[Records from a collection of figures]
------
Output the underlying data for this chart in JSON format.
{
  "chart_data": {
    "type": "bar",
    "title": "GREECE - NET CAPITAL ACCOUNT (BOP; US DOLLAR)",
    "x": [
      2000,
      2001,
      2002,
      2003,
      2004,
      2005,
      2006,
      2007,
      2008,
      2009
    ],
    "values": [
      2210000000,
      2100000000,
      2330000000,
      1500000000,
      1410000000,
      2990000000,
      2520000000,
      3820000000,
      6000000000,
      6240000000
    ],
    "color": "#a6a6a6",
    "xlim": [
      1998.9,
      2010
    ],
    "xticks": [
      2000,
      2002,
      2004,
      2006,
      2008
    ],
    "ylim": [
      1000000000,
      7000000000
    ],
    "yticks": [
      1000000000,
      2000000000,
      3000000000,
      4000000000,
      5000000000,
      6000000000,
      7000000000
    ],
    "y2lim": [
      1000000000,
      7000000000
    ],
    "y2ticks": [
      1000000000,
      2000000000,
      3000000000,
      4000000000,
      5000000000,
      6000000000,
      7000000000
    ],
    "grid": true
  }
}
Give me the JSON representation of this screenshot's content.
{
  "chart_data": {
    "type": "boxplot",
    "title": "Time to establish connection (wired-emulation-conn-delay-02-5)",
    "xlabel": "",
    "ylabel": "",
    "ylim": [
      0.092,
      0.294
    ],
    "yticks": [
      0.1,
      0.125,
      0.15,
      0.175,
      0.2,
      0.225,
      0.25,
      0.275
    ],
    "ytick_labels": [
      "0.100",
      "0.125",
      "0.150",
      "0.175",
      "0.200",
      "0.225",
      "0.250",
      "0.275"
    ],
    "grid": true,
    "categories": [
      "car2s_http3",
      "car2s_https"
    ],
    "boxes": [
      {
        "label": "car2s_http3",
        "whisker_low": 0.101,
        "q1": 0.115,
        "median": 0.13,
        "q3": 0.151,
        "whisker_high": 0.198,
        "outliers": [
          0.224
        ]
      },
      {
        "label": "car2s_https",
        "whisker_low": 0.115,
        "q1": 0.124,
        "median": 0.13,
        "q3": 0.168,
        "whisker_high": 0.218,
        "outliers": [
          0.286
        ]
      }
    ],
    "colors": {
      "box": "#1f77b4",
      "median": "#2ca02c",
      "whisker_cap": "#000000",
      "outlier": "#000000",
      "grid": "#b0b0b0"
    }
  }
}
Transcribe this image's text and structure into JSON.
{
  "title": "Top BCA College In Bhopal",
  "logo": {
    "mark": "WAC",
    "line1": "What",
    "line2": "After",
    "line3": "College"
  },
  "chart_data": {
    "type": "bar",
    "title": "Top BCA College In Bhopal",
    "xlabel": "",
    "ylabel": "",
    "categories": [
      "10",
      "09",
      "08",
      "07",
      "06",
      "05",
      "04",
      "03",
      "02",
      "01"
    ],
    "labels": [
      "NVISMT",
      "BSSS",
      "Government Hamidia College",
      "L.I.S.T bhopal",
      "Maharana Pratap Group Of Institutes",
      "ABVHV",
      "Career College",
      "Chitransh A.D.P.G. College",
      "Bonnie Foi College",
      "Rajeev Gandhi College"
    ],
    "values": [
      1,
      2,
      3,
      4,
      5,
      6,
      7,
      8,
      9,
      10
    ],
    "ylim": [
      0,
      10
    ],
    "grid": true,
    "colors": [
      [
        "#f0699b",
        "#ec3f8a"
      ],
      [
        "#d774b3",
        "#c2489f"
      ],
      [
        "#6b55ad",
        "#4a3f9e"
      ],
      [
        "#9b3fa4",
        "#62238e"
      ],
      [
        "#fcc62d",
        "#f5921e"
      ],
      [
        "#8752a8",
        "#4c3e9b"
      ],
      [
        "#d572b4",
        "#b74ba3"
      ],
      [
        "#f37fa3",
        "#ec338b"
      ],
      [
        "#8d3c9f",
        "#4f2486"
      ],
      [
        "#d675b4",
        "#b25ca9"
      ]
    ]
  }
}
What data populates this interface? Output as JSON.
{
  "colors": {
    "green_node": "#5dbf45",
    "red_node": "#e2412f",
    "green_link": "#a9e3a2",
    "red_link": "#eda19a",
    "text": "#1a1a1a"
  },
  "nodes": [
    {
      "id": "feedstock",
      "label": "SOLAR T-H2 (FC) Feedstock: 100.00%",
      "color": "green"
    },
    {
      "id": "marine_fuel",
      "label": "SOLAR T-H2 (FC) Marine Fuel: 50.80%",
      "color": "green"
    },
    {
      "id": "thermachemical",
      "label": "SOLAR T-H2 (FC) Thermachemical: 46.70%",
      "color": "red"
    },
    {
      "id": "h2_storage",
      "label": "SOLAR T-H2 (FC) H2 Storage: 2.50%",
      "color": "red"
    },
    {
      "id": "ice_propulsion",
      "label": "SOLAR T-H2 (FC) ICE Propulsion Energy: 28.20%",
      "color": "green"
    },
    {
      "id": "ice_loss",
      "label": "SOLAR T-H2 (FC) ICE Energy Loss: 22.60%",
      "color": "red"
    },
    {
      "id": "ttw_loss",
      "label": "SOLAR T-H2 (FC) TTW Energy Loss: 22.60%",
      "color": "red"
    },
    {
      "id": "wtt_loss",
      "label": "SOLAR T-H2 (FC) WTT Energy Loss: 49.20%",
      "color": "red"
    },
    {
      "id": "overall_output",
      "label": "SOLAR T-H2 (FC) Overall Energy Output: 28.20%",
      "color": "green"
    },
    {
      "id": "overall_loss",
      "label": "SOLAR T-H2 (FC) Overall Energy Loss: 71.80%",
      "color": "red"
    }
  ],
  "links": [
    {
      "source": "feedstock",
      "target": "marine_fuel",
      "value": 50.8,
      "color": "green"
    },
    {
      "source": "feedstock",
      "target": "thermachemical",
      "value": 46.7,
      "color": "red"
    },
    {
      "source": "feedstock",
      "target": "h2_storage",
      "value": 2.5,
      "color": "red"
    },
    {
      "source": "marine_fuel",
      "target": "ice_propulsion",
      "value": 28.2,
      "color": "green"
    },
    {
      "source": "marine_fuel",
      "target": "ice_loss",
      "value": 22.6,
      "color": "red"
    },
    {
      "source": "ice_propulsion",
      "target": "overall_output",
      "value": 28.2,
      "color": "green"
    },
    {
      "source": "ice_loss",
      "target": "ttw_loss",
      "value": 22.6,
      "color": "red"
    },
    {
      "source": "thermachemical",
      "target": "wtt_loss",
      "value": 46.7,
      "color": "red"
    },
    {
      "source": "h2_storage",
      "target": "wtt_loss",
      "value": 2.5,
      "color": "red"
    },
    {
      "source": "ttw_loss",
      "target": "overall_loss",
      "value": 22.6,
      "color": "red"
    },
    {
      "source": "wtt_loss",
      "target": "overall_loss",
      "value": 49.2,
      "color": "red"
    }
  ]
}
------
## Direction
Restate every line of the data word for word.

## Task result
Output the underlying data for this chart in JSON format.
{
  "chart_data": {
    "type": "bar",
    "title": "GREECE - NET CAPITAL ACCOUNT (BOP; US DOLLAR)",
    "x": [
      2000,
      2001,
      2002,
      2003,
      2004,
      2005,
      2006,
      2007,
      2008,
      2009
    ],
    "values": [
      2210000000,
      2100000000,
      2330000000,
      1500000000,
      1410000000,
      2990000000,
      2520000000,
      3820000000,
      6000000000,
      6240000000
    ],
    "color": "#a6a6a6",
    "xlim": [
      1998.9,
      2010
    ],
    "xticks": [
      2000,
      2002,
      2004,
      2006,
      2008
    ],
    "ylim": [
      1000000000,
      7000000000
    ],
    "yticks": [
      1000000000,
      2000000000,
      3000000000,
      4000000000,
      5000000000,
      6000000000,
      7000000000
    ],
    "y2lim": [
      1000000000,
      7000000000
    ],
    "y2ticks": [
      1000000000,
      2000000000,
      3000000000,
      4000000000,
      5000000000,
      6000000000,
      7000000000
    ],
    "grid": true
  }
}
Give me the JSON representation of this screenshot's content.
{
  "chart_data": {
    "type": "boxplot",
    "title": "Time to establish connection (wired-emulation-conn-delay-02-5)",
    "xlabel": "",
    "ylabel": "",
    "ylim": [
      0.092,
      0.294
    ],
    "yticks": [
      0.1,
      0.125,
      0.15,
      0.175,
      0.2,
      0.225,
      0.25,
      0.275
    ],
    "ytick_labels": [
      "0.100",
      "0.125",
      "0.150",
      "0.175",
      "0.200",
      "0.225",
      "0.250",
      "0.275"
    ],
    "grid": true,
    "categories": [
      "car2s_http3",
      "car2s_https"
    ],
    "boxes": [
      {
        "label": "car2s_http3",
        "whisker_low": 0.101,
        "q1": 0.115,
        "median": 0.13,
        "q3": 0.151,
        "whisker_high": 0.198,
        "outliers": [
          0.224
        ]
      },
      {
        "label": "car2s_https",
        "whisker_low": 0.115,
        "q1": 0.124,
        "median": 0.13,
        "q3": 0.168,
        "whisker_high": 0.218,
        "outliers": [
          0.286
        ]
      }
    ],
    "colors": {
      "box": "#1f77b4",
      "median": "#2ca02c",
      "whisker_cap": "#000000",
      "outlier": "#000000",
      "grid": "#b0b0b0"
    }
  }
}
Transcribe this image's text and structure into JSON.
{
  "title": "Top BCA College In Bhopal",
  "logo": {
    "mark": "WAC",
    "line1": "What",
    "line2": "After",
    "line3": "College"
  },
  "chart_data": {
    "type": "bar",
    "title": "Top BCA College In Bhopal",
    "xlabel": "",
    "ylabel": "",
    "categories": [
      "10",
      "09",
      "08",
      "07",
      "06",
      "05",
      "04",
      "03",
      "02",
      "01"
    ],
    "labels": [
      "NVISMT",
      "BSSS",
      "Government Hamidia College",
      "L.I.S.T bhopal",
      "Maharana Pratap Group Of Institutes",
      "ABVHV",
      "Career College",
      "Chitransh A.D.P.G. College",
      "Bonnie Foi College",
      "Rajeev Gandhi College"
    ],
    "values": [
      1,
      2,
      3,
      4,
      5,
      6,
      7,
      8,
      9,
      10
    ],
    "ylim": [
      0,
      10
    ],
    "grid": true,
    "colors": [
      [
        "#f0699b",
        "#ec3f8a"
      ],
      [
        "#d774b3",
        "#c2489f"
      ],
      [
        "#6b55ad",
        "#4a3f9e"
      ],
      [
        "#9b3fa4",
        "#62238e"
      ],
      [
        "#fcc62d",
        "#f5921e"
      ],
      [
        "#8752a8",
        "#4c3e9b"
      ],
      [
        "#d572b4",
        "#b74ba3"
      ],
      [
        "#f37fa3",
        "#ec338b"
      ],
      [
        "#8d3c9f",
        "#4f2486"
      ],
      [
        "#d675b4",
        "#b25ca9"
      ]
    ]
  }
}
What data populates this interface? Output as JSON.
{
  "colors": {
    "green_node": "#5dbf45",
    "red_node": "#e2412f",
    "green_link": "#a9e3a2",
    "red_link": "#eda19a",
    "text": "#1a1a1a"
  },
  "nodes": [
    {
      "id": "feedstock",
      "label": "SOLAR T-H2 (FC) Feedstock: 100.00%",
      "color": "green"
    },
    {
      "id": "marine_fuel",
      "label": "SOLAR T-H2 (FC) Marine Fuel: 50.80%",
      "color": "green"
    },
    {
      "id": "thermachemical",
      "label": "SOLAR T-H2 (FC) Thermachemical: 46.70%",
      "color": "red"
    },
    {
      "id": "h2_storage",
      "label": "SOLAR T-H2 (FC) H2 Storage: 2.50%",
      "color": "red"
    },
    {
      "id": "ice_propulsion",
      "label": "SOLAR T-H2 (FC) ICE Propulsion Energy: 28.20%",
      "color": "green"
    },
    {
      "id": "ice_loss",
      "label": "SOLAR T-H2 (FC) ICE Energy Loss: 22.60%",
      "color": "red"
    },
    {
      "id": "ttw_loss",
      "label": "SOLAR T-H2 (FC) TTW Energy Loss: 22.60%",
      "color": "red"
    },
    {
      "id": "wtt_loss",
      "label": "SOLAR T-H2 (FC) WTT Energy Loss: 49.20%",
      "color": "red"
    },
    {
      "id": "overall_output",
      "label": "SOLAR T-H2 (FC) Overall Energy Output: 28.20%",
      "color": "green"
    },
    {
      "id": "overall_loss",
      "label": "SOLAR T-H2 (FC) Overall Energy Loss: 71.80%",
      "color": "red"
    }
  ],
  "links": [
    {
      "source": "feedstock",
      "target": "marine_fuel",
      "value": 50.8,
      "color": "green"
    },
    {
      "source": "feedstock",
      "target": "thermachemical",
      "value": 46.7,
      "color": "red"
    },
    {
      "source": "feedstock",
      "target": "h2_storage",
      "value": 2.5,
      "color": "red"
    },
    {
      "source": "marine_fuel",
      "target": "ice_propulsion",
      "value": 28.2,
      "color": "green"
    },
    {
      "source": "marine_fuel",
      "target": "ice_loss",
      "value": 22.6,
      "color": "red"
    },
    {
      "source": "ice_propulsion",
      "target": "overall_output",
      "value": 28.2,
      "color": "green"
    },
    {
      "source": "ice_loss",
      "target": "ttw_loss",
      "value": 22.6,
      "color": "red"
    },
    {
      "source": "thermachemical",
      "target": "wtt_loss",
      "value": 46.7,
      "color": "red"
    },
    {
      "source": "h2_storage",
      "target": "wtt_loss",
      "value": 2.5,
      "color": "red"
    },
    {
      "source": "ttw_loss",
      "target": "overall_loss",
      "value": 22.6,
      "color": "red"
    },
    {
      "source": "wtt_loss",
      "target": "overall_loss",
      "value": 49.2,
      "color": "red"
    }
  ]
}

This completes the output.